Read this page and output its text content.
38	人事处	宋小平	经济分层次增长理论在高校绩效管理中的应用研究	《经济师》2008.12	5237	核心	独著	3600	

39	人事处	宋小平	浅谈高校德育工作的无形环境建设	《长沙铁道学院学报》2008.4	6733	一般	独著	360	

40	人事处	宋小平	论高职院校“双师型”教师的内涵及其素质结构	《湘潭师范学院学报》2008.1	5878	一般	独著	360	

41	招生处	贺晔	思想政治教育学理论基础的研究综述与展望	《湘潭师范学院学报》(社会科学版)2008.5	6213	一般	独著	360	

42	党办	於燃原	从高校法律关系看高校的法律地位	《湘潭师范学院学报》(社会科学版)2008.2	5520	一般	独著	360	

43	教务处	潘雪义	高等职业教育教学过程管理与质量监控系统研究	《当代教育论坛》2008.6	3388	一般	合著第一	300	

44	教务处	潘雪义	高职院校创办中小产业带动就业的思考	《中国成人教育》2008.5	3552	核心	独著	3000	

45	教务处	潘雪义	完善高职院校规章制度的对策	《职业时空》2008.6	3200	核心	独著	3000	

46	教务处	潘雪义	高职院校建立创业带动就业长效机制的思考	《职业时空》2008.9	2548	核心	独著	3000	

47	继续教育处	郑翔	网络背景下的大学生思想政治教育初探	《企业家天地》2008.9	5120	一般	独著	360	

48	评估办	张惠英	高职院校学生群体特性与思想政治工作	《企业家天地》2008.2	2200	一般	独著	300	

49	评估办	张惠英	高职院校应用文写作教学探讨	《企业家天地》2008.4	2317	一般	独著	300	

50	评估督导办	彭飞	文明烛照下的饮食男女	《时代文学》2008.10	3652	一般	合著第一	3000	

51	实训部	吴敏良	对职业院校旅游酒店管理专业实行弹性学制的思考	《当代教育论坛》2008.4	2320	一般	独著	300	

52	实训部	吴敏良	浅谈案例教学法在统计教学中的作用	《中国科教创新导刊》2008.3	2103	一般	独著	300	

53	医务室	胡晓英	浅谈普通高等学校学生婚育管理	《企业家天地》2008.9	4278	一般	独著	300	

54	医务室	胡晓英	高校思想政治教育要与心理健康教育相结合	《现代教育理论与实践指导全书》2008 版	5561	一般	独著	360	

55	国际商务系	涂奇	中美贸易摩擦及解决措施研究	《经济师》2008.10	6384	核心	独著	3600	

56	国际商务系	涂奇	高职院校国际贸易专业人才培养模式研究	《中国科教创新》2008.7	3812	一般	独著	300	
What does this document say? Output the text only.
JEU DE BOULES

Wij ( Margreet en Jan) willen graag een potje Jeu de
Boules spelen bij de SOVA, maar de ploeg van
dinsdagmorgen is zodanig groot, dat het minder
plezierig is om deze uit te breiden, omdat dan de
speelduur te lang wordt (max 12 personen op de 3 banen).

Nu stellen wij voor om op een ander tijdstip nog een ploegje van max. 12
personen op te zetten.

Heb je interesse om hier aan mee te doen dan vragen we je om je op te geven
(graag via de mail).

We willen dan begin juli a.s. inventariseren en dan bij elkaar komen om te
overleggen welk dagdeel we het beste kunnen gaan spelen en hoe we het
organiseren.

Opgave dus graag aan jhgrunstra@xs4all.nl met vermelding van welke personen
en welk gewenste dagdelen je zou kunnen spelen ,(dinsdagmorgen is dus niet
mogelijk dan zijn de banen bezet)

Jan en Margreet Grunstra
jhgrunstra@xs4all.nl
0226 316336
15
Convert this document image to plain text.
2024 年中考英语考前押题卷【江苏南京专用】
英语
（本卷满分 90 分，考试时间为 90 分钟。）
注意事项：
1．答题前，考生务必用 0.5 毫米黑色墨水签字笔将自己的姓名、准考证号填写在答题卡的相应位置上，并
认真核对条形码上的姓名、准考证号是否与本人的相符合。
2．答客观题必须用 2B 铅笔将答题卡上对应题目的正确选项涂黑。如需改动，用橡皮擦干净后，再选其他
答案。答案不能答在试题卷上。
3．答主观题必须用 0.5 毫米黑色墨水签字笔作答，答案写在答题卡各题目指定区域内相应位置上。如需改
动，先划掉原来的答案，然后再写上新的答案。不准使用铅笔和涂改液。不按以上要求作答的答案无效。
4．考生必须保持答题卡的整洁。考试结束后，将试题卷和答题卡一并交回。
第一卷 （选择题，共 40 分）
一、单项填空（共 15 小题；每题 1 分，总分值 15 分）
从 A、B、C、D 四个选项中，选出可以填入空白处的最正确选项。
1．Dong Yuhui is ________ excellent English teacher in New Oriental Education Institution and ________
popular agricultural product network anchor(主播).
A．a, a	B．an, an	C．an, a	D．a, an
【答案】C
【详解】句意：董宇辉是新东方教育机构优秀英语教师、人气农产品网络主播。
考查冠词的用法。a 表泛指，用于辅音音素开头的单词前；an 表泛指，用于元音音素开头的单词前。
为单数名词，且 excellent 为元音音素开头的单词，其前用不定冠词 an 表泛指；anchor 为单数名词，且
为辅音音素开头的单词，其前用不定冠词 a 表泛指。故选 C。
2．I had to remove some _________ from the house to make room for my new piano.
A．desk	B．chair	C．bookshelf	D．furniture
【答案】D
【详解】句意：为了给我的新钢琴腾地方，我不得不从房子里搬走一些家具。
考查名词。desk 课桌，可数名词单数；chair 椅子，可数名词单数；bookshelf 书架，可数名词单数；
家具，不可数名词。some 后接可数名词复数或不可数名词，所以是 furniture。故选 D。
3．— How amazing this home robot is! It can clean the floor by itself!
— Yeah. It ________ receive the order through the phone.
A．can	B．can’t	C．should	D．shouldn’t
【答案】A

==============================

=== EXERCISE PROMPT ===
Where a line of the data holds "document", show that line.

=== TASK RESULT ===
What does this document say? Output the text only.
Convert this document image to plain text.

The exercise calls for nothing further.